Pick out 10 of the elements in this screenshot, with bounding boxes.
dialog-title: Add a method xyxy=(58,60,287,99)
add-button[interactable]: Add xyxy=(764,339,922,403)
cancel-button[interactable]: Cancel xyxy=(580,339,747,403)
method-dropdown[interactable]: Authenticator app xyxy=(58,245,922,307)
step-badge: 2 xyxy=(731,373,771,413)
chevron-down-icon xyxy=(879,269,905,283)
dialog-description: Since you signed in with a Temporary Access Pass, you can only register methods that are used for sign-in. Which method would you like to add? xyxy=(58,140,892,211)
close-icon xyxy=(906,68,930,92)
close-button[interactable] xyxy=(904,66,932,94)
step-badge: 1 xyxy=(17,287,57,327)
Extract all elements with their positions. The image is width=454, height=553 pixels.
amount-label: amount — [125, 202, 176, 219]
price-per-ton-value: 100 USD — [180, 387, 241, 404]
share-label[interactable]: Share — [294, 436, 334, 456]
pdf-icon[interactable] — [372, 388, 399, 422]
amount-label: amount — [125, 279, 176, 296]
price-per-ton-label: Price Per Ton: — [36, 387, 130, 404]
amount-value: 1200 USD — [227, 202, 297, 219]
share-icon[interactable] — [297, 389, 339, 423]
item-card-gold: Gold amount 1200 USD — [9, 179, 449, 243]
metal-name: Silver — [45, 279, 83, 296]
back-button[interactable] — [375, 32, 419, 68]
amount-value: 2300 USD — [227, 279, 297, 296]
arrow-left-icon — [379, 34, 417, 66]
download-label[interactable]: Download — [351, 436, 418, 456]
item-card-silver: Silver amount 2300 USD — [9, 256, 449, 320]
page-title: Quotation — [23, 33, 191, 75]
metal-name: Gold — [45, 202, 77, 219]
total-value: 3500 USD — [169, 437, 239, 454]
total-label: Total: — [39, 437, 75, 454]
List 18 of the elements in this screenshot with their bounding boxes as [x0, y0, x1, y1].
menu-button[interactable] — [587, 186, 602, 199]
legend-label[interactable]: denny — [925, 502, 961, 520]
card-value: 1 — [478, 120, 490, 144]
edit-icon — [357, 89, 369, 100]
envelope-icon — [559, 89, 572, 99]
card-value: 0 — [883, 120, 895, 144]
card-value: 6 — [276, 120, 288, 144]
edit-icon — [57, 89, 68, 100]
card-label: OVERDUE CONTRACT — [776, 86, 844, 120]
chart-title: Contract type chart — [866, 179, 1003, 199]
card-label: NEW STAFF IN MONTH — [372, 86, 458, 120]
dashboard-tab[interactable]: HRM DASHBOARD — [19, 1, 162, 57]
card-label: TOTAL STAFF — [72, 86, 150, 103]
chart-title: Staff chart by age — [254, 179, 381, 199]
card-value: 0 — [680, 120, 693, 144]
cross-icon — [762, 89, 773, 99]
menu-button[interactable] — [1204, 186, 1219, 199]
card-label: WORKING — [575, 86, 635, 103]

════════════════

Aim — Update the material from its beginning through the line containing "arrow-left-icon — [379, 34, 417, 66]", replacing "amount-value" with "amount-text" and leaving everything else as it is.

Exercise answer —
Pick out 10 of the elements in this screenshot, with bounding boxes.
dialog-title: Add a method xyxy=(58,60,287,99)
add-button[interactable]: Add xyxy=(764,339,922,403)
cancel-button[interactable]: Cancel xyxy=(580,339,747,403)
method-dropdown[interactable]: Authenticator app xyxy=(58,245,922,307)
step-badge: 2 xyxy=(731,373,771,413)
chevron-down-icon xyxy=(879,269,905,283)
dialog-description: Since you signed in with a Temporary Access Pass, you can only register methods that are used for sign-in. Which method would you like to add? xyxy=(58,140,892,211)
close-icon xyxy=(906,68,930,92)
close-button[interactable] xyxy=(904,66,932,94)
step-badge: 1 xyxy=(17,287,57,327)
Extract all elements with their positions. The image is width=454, height=553 pixels.
amount-label: amount — [125, 202, 176, 219]
price-per-ton-value: 100 USD — [180, 387, 241, 404]
share-label[interactable]: Share — [294, 436, 334, 456]
pdf-icon[interactable] — [372, 388, 399, 422]
amount-label: amount — [125, 279, 176, 296]
price-per-ton-label: Price Per Ton: — [36, 387, 130, 404]
amount-text: 1200 USD — [227, 202, 297, 219]
share-icon[interactable] — [297, 389, 339, 423]
item-card-gold: Gold amount 1200 USD — [9, 179, 449, 243]
metal-name: Silver — [45, 279, 83, 296]
back-button[interactable] — [375, 32, 419, 68]
amount-text: 2300 USD — [227, 279, 297, 296]
arrow-left-icon — [379, 34, 417, 66]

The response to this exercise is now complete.